DIRECTIVE:
Gather all lines in the entries below that include the word "検索広告の最上部インプレッション".

#####

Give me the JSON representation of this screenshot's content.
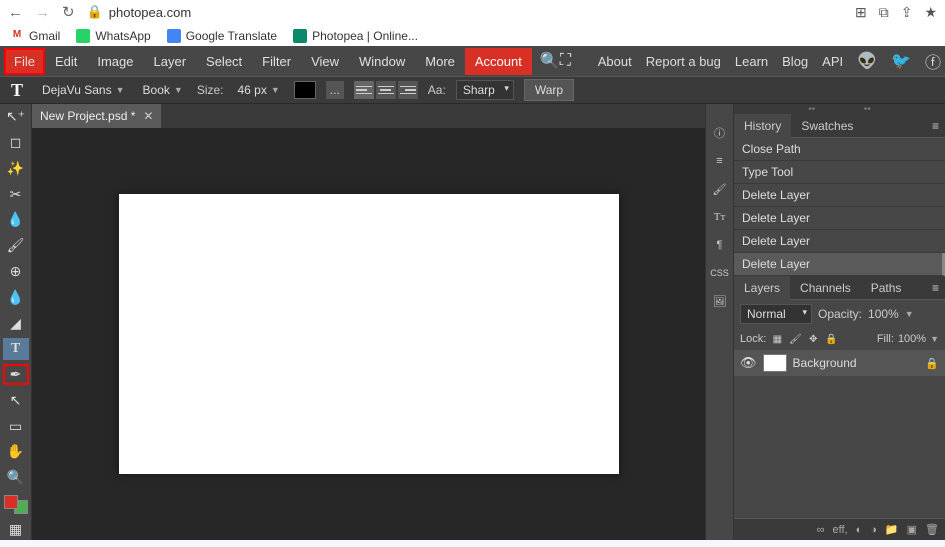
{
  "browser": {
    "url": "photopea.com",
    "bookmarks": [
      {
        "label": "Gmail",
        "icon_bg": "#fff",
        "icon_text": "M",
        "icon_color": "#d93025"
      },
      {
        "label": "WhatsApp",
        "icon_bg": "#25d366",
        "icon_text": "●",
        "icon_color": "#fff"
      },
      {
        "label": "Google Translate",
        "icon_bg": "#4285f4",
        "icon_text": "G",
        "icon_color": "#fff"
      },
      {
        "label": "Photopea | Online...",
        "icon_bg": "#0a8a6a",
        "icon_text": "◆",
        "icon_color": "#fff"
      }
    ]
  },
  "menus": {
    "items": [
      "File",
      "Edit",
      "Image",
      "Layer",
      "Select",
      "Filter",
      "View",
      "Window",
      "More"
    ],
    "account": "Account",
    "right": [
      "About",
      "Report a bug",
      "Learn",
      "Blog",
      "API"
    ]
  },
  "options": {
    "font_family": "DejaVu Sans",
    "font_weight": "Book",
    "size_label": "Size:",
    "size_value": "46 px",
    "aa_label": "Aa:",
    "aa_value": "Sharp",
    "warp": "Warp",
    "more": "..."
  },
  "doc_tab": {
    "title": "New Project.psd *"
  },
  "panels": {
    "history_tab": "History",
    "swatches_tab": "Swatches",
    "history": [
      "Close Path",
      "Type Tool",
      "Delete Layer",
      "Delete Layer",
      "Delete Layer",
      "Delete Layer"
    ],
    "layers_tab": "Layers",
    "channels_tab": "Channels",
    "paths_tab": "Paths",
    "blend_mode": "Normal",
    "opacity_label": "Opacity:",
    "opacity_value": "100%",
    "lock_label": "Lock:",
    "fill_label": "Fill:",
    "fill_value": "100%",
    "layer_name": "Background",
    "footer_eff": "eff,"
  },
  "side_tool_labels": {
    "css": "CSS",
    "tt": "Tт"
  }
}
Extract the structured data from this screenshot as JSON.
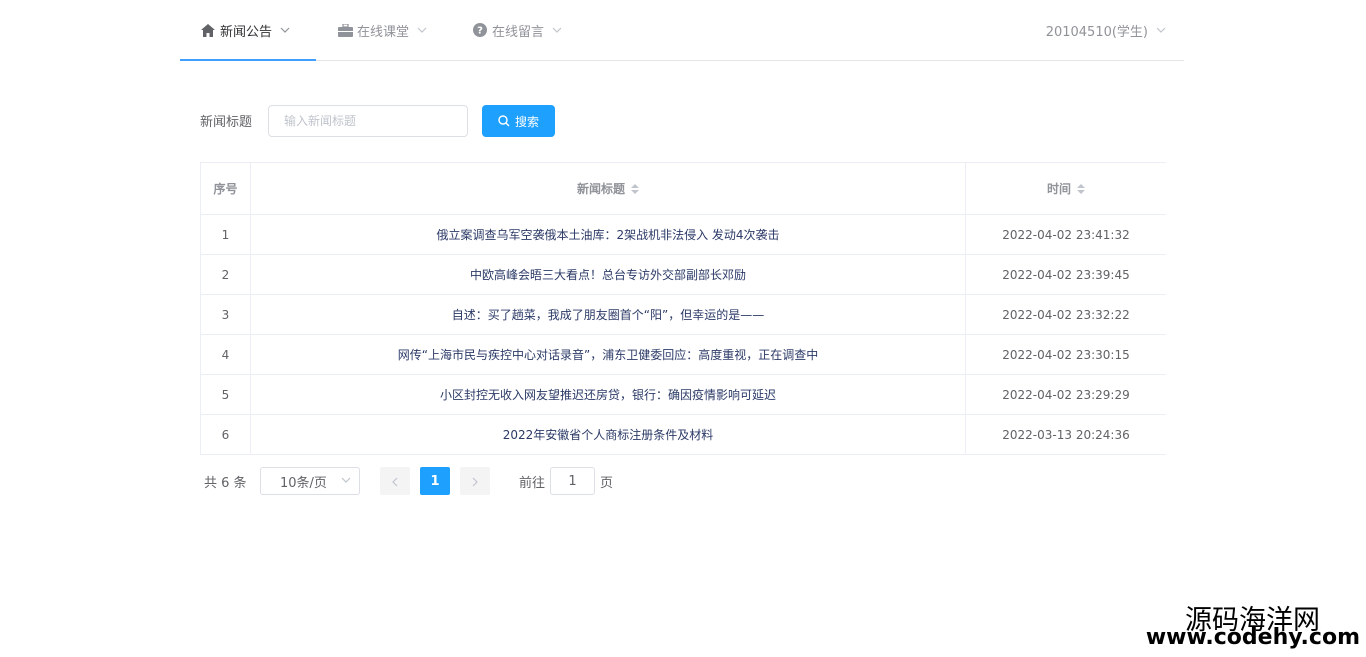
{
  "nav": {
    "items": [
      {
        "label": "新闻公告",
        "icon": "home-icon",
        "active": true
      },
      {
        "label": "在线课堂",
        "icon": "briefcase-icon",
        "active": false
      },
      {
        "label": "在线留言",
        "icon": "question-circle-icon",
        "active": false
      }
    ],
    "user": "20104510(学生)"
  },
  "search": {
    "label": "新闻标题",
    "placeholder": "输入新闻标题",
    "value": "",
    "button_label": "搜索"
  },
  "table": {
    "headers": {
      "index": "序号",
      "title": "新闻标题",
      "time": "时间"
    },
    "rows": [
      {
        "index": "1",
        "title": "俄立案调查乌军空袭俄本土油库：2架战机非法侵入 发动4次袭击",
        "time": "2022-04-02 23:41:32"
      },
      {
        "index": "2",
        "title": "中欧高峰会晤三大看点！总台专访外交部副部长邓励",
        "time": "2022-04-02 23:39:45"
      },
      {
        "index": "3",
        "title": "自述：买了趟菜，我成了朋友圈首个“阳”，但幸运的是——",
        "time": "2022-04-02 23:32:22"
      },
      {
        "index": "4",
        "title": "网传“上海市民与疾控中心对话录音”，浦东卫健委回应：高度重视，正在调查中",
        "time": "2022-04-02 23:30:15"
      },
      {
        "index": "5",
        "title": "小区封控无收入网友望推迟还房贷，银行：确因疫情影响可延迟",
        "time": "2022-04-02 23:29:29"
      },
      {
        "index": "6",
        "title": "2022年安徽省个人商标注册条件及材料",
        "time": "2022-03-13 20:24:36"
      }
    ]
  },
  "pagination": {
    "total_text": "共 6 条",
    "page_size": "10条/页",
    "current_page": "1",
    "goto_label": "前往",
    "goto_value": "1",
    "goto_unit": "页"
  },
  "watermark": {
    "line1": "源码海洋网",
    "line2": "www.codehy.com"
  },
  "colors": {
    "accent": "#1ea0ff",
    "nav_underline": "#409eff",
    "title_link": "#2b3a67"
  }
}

#####

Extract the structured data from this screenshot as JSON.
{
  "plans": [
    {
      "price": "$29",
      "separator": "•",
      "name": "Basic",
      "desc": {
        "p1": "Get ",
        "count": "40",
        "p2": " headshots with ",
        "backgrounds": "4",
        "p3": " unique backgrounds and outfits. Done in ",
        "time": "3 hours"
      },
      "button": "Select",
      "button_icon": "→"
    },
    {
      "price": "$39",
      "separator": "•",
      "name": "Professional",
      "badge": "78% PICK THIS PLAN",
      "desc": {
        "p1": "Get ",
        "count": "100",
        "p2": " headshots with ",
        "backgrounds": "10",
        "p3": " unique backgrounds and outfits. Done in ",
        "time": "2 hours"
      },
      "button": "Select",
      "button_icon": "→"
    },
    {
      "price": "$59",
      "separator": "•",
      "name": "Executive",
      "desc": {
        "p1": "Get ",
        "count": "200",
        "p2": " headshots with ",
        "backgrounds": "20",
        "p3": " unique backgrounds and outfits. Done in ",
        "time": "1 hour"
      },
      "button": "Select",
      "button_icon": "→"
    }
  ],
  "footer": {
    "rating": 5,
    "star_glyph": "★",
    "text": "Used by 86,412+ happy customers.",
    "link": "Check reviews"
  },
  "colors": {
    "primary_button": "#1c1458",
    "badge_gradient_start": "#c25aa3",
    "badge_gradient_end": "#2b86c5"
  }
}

#####

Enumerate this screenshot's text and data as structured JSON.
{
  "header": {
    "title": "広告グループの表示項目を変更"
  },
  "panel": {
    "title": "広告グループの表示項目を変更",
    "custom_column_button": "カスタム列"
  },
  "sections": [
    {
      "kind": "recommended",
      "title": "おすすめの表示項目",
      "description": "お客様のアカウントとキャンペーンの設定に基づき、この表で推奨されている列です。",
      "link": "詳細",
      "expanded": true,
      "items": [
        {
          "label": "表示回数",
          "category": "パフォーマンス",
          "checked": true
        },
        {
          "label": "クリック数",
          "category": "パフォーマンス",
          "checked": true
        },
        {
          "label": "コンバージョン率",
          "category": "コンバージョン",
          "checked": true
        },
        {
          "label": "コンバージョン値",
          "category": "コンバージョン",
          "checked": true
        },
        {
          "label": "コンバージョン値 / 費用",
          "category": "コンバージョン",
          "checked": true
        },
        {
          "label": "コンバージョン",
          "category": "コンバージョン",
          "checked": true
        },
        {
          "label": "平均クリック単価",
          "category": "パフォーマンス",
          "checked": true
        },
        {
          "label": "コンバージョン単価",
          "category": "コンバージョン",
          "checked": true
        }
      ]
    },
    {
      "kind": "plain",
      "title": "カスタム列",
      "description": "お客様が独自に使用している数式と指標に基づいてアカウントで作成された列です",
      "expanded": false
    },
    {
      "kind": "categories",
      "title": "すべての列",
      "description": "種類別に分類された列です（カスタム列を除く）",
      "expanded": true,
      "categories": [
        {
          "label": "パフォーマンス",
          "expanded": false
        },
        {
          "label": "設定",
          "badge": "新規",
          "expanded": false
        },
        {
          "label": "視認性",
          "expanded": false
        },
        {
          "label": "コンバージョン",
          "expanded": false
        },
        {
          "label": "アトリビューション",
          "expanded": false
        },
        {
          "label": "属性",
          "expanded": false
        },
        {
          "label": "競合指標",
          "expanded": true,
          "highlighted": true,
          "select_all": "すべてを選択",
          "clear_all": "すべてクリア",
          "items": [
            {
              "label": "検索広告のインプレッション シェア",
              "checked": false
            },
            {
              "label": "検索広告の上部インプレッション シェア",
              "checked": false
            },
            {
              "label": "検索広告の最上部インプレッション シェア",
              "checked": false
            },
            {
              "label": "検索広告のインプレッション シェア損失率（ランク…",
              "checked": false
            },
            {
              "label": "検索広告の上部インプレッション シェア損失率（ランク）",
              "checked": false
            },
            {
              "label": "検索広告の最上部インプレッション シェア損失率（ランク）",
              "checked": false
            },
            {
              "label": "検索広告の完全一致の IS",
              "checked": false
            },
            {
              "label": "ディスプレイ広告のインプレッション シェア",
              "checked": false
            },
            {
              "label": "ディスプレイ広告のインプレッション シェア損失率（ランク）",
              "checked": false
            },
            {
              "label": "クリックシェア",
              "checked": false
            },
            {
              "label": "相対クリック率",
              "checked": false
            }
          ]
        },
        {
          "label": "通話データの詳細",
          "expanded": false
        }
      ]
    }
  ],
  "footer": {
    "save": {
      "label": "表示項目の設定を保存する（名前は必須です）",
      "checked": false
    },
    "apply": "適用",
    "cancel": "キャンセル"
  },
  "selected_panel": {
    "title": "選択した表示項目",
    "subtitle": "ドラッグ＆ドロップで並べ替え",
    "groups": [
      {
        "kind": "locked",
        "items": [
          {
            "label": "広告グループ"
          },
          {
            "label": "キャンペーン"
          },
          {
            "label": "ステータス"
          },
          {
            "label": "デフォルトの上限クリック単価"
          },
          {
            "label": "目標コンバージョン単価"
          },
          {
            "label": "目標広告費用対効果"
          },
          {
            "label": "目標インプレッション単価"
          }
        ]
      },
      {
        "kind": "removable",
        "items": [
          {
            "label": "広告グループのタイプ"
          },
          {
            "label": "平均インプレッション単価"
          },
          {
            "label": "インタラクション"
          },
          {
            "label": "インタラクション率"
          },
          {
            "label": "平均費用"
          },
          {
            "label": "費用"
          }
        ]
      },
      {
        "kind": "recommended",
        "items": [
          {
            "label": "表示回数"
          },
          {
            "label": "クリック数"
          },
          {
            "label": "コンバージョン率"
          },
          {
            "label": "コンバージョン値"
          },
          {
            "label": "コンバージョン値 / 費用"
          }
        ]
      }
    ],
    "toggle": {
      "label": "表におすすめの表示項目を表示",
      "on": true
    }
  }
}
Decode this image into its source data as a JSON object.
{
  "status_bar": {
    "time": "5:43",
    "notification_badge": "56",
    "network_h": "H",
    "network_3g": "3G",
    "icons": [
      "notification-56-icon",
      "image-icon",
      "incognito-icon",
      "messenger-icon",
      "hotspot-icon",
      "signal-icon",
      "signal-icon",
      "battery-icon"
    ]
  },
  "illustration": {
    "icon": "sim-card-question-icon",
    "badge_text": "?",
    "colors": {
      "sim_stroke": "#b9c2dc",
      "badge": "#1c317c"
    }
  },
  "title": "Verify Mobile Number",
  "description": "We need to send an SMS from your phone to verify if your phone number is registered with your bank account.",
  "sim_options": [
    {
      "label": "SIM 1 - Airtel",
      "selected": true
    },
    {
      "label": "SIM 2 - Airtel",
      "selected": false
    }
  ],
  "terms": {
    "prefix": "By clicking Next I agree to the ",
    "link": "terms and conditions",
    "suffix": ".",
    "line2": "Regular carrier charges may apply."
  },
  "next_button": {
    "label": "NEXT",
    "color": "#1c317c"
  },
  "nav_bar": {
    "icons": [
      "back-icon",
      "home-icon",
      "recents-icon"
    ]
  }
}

#####

TASK SOLUTION:
              "label": "検索広告の最上部インプレッション シェア",
              "label": "検索広告の最上部インプレッション シェア損失率（ランク）",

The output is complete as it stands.